start EXERCISE MATERIAL

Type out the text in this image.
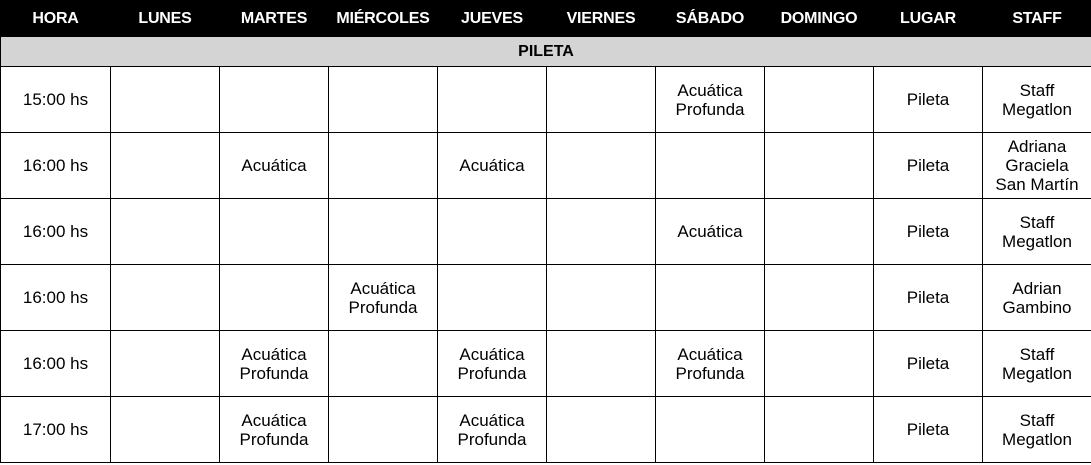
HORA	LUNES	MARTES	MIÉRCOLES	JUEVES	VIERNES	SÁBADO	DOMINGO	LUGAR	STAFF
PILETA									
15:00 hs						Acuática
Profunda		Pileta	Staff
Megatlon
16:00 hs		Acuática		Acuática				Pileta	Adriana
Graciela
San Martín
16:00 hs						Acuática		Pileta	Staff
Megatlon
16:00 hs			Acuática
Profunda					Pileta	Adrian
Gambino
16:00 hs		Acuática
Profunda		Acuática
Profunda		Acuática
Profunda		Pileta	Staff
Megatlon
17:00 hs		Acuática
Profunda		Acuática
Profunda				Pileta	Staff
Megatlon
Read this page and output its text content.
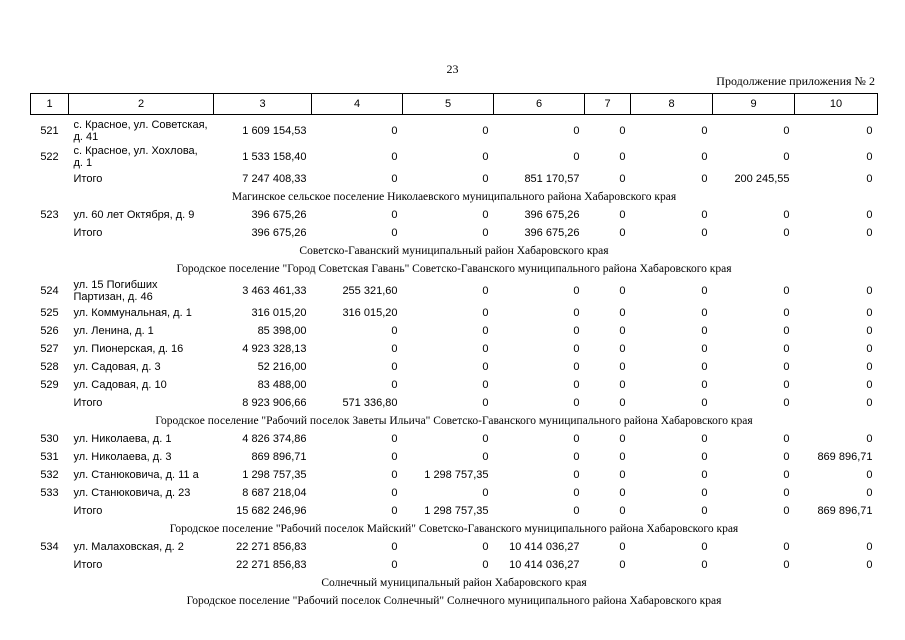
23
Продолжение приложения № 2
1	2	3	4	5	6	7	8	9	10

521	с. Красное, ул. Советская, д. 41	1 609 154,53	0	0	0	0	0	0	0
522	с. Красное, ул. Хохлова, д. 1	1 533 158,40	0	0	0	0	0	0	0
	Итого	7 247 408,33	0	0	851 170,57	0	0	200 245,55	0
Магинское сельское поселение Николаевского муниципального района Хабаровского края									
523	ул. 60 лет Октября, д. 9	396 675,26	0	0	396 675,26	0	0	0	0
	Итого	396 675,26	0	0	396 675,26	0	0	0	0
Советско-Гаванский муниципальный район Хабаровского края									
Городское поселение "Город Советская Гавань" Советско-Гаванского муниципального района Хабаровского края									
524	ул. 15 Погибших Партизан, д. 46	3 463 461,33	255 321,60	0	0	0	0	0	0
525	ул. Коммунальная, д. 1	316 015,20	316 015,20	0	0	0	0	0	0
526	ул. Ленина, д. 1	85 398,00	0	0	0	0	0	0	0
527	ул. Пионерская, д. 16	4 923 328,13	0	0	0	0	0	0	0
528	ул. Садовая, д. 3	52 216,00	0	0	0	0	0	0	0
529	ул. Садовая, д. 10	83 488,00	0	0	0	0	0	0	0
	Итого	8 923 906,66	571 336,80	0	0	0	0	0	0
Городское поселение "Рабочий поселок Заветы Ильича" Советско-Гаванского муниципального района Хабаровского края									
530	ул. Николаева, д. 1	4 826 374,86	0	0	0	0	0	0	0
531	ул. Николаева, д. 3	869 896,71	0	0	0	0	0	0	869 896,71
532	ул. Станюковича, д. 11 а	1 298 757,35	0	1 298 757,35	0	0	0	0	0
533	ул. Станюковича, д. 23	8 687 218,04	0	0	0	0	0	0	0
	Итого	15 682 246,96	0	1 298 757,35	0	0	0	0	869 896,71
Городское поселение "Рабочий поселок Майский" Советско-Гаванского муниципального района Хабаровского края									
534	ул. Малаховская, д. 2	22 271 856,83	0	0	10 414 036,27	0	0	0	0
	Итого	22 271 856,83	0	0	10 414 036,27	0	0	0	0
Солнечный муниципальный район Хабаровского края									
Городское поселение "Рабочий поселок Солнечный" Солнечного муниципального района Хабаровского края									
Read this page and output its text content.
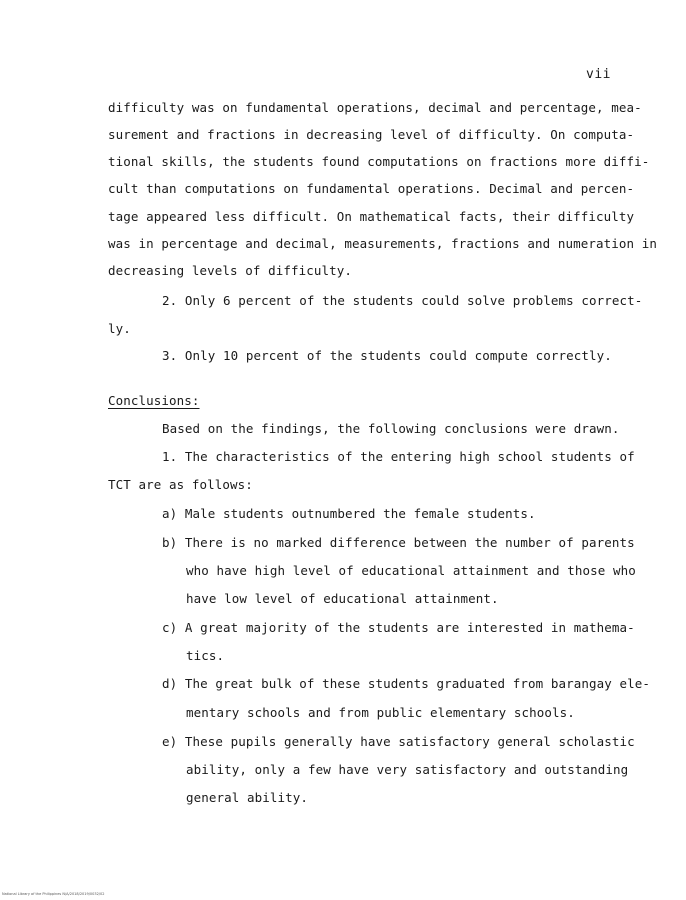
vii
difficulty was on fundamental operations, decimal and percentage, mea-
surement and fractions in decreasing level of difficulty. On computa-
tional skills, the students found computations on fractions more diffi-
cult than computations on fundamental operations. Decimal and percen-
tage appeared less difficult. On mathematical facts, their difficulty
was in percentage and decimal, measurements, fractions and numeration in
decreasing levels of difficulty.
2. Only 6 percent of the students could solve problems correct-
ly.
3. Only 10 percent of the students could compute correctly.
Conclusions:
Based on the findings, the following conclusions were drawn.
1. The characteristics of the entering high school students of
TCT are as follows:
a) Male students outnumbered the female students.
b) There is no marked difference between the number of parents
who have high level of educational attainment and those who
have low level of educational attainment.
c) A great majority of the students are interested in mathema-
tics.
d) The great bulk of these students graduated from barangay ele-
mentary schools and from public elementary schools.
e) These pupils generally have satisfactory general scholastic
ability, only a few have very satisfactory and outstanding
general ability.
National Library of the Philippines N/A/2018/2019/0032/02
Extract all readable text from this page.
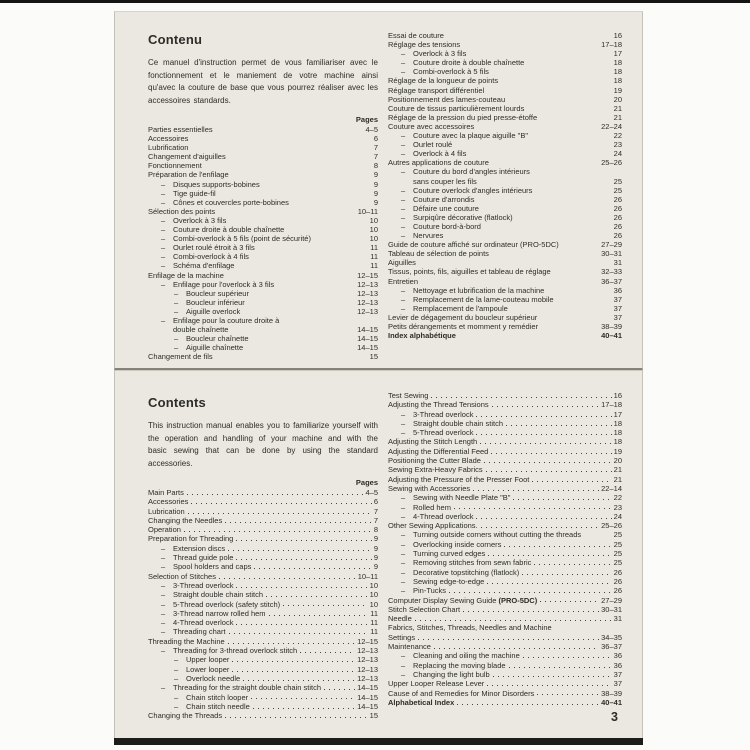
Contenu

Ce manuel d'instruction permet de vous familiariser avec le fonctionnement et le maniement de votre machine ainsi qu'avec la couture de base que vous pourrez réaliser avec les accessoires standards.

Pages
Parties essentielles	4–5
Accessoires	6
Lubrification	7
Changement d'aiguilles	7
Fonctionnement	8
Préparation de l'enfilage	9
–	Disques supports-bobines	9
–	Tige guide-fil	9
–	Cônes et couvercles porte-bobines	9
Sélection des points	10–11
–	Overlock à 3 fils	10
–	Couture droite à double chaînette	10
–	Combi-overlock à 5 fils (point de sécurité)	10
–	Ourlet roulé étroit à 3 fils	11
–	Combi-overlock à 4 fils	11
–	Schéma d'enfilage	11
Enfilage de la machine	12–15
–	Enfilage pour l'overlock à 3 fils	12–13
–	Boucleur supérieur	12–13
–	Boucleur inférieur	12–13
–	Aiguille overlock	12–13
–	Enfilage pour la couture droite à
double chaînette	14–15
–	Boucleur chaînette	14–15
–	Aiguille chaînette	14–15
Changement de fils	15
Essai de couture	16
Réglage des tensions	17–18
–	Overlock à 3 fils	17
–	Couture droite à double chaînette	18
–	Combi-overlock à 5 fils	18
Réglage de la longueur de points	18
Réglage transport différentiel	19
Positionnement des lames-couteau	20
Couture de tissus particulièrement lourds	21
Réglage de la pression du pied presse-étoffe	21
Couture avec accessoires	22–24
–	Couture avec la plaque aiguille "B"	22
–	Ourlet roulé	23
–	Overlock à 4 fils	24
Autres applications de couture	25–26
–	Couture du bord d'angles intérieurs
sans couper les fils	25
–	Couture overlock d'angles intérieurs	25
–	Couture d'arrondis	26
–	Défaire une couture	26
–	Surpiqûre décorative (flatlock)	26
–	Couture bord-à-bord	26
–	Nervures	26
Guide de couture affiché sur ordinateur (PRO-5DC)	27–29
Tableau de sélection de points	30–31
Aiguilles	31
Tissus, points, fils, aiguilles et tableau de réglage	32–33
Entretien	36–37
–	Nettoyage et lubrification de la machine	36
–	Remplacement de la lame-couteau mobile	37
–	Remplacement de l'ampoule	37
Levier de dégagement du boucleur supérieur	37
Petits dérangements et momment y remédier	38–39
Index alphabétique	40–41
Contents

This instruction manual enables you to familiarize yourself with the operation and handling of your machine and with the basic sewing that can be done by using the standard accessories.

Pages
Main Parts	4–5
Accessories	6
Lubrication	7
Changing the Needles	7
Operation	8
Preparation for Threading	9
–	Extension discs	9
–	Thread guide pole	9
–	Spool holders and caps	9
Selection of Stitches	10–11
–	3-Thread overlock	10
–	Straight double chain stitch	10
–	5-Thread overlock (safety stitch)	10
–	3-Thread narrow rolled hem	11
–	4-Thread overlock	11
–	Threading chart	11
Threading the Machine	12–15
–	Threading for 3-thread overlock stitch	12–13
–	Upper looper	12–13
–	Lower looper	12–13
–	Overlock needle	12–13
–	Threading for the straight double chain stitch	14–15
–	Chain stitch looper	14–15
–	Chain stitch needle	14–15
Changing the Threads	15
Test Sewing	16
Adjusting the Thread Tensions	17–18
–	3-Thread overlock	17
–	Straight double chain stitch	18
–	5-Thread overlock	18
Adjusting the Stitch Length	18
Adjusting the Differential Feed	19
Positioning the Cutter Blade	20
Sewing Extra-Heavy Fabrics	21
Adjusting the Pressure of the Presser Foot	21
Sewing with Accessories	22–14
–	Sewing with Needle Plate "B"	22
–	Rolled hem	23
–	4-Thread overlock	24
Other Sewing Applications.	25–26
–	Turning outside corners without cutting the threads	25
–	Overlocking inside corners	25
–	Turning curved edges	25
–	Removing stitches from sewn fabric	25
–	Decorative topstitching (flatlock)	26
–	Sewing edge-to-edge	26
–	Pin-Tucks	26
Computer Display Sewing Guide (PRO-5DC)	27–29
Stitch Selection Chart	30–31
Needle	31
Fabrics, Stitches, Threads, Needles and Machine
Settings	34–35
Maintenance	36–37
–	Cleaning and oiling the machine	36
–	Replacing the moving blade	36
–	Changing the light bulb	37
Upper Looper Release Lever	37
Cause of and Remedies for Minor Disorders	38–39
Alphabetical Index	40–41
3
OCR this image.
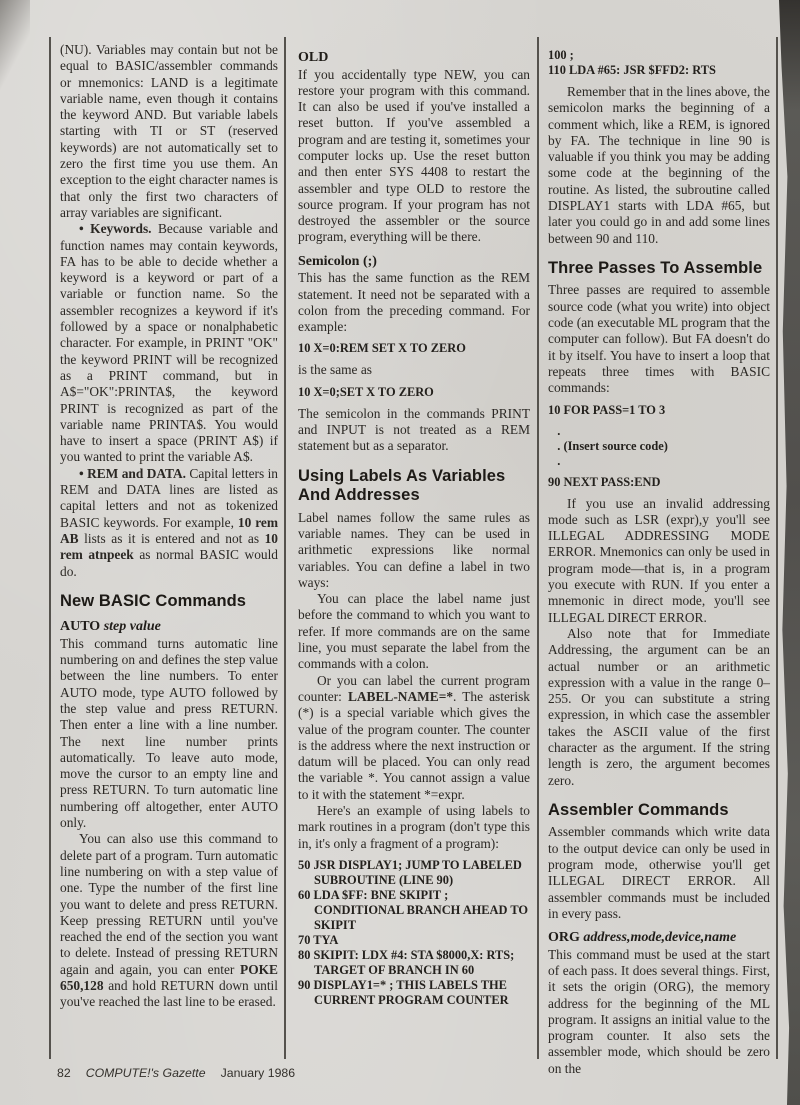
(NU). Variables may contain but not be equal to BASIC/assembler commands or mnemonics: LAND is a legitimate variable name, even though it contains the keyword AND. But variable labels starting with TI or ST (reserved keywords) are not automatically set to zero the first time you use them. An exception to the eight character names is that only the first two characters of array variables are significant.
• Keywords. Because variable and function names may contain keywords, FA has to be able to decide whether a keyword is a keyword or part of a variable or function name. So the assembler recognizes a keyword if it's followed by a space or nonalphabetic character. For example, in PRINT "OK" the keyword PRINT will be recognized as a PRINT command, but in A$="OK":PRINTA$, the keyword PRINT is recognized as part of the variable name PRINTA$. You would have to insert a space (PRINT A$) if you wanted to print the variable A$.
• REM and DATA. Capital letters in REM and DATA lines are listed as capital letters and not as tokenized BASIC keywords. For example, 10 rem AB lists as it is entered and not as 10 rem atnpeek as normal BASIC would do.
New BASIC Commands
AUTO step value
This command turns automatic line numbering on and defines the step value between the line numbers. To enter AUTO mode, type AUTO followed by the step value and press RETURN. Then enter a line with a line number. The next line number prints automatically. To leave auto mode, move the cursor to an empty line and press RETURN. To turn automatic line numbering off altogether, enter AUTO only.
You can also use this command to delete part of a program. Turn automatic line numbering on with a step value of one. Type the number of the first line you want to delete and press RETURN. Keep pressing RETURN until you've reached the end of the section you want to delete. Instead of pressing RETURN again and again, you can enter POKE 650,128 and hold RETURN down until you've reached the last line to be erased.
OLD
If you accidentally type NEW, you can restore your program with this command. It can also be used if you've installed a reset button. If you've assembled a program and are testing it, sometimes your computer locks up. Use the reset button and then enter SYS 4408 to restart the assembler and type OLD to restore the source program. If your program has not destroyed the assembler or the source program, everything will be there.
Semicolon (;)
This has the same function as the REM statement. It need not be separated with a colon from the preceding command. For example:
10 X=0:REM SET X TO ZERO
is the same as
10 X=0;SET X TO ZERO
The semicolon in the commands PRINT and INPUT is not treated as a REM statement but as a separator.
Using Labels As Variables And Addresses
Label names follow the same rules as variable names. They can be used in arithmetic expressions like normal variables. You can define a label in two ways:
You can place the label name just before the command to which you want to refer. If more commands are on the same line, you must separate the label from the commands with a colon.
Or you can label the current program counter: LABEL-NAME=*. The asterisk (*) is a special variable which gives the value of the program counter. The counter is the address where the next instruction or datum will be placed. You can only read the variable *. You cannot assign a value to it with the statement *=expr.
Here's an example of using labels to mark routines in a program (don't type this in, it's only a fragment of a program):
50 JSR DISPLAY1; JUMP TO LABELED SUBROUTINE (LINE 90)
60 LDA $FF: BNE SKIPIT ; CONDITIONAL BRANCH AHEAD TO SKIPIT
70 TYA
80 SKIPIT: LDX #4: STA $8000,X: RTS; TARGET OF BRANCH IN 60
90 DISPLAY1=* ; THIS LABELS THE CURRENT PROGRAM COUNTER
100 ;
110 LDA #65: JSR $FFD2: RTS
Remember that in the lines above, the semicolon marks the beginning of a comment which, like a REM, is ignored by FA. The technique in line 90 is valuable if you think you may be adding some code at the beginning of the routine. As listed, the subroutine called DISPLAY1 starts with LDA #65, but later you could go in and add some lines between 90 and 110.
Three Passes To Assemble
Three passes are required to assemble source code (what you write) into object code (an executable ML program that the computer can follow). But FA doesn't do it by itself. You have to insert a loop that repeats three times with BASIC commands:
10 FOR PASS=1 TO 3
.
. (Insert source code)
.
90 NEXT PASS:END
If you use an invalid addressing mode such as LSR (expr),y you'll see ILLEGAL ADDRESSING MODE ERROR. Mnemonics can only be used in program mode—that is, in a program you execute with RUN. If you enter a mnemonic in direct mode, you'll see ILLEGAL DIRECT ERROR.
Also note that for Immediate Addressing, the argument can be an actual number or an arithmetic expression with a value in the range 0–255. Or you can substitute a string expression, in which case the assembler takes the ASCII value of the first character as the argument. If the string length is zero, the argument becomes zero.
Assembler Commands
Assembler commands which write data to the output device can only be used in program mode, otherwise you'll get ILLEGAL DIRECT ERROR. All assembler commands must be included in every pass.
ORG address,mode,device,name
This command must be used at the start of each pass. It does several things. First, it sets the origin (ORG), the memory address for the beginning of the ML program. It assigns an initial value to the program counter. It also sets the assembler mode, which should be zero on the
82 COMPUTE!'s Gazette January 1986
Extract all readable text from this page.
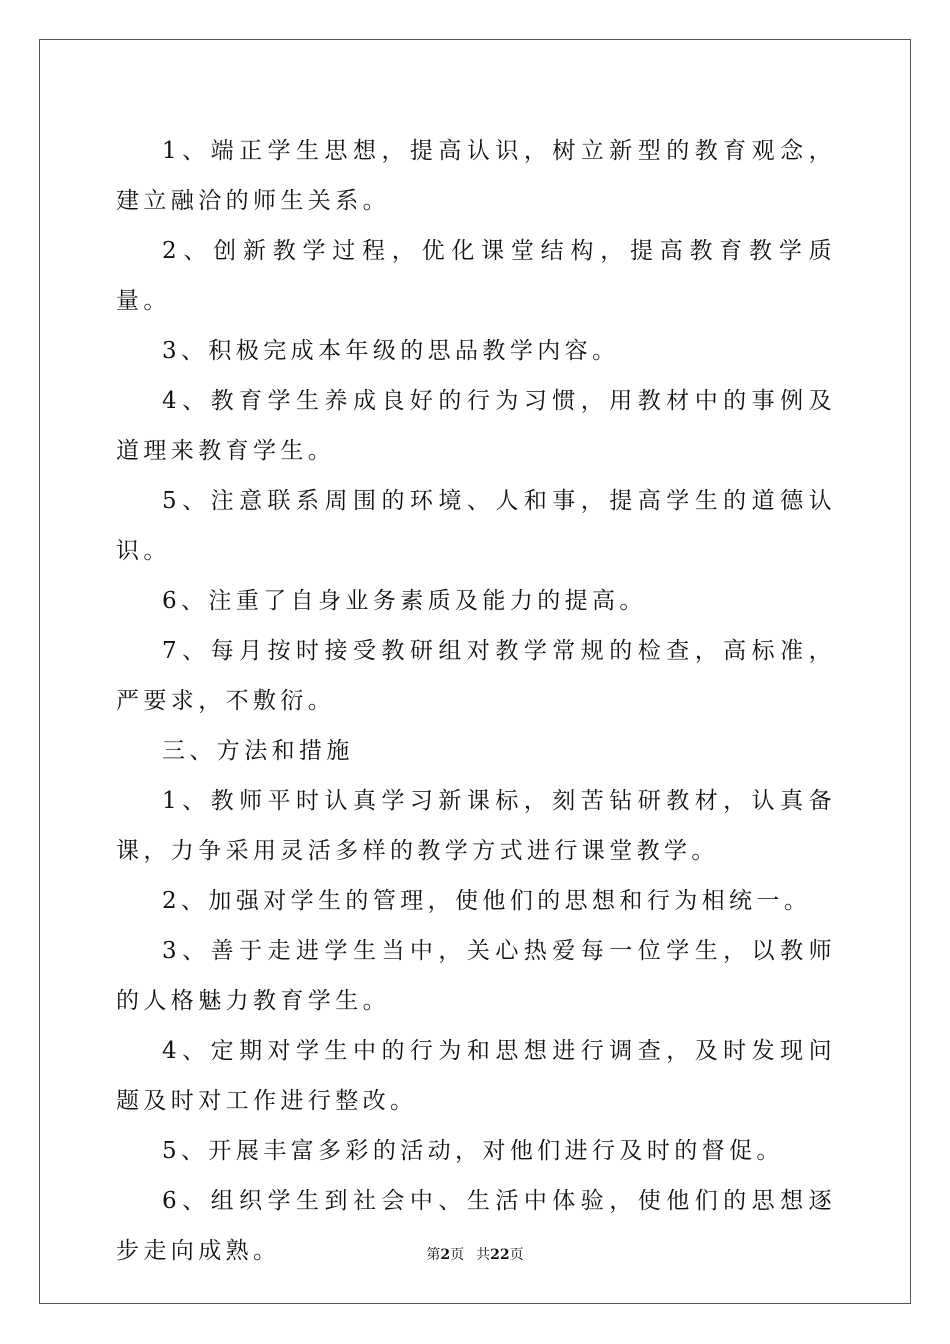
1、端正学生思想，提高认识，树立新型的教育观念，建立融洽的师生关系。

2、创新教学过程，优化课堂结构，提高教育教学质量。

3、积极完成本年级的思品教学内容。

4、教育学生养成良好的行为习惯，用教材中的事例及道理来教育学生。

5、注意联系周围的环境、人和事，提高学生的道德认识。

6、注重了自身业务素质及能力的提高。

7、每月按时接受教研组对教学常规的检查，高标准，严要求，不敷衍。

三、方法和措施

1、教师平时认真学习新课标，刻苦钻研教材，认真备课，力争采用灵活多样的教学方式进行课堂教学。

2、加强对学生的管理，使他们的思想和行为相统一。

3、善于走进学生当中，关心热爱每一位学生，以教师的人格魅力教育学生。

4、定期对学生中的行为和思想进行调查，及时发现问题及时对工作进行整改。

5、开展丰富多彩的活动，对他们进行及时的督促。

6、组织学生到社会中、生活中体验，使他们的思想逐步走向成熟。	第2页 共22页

end EXERCISE MATERIAL

**EXERCISE REQUIREMENTS**
Among the lines above, count those containing the word "DIRECT" and give nothing but the result.

**SOLUTION TO THIS TASK**
2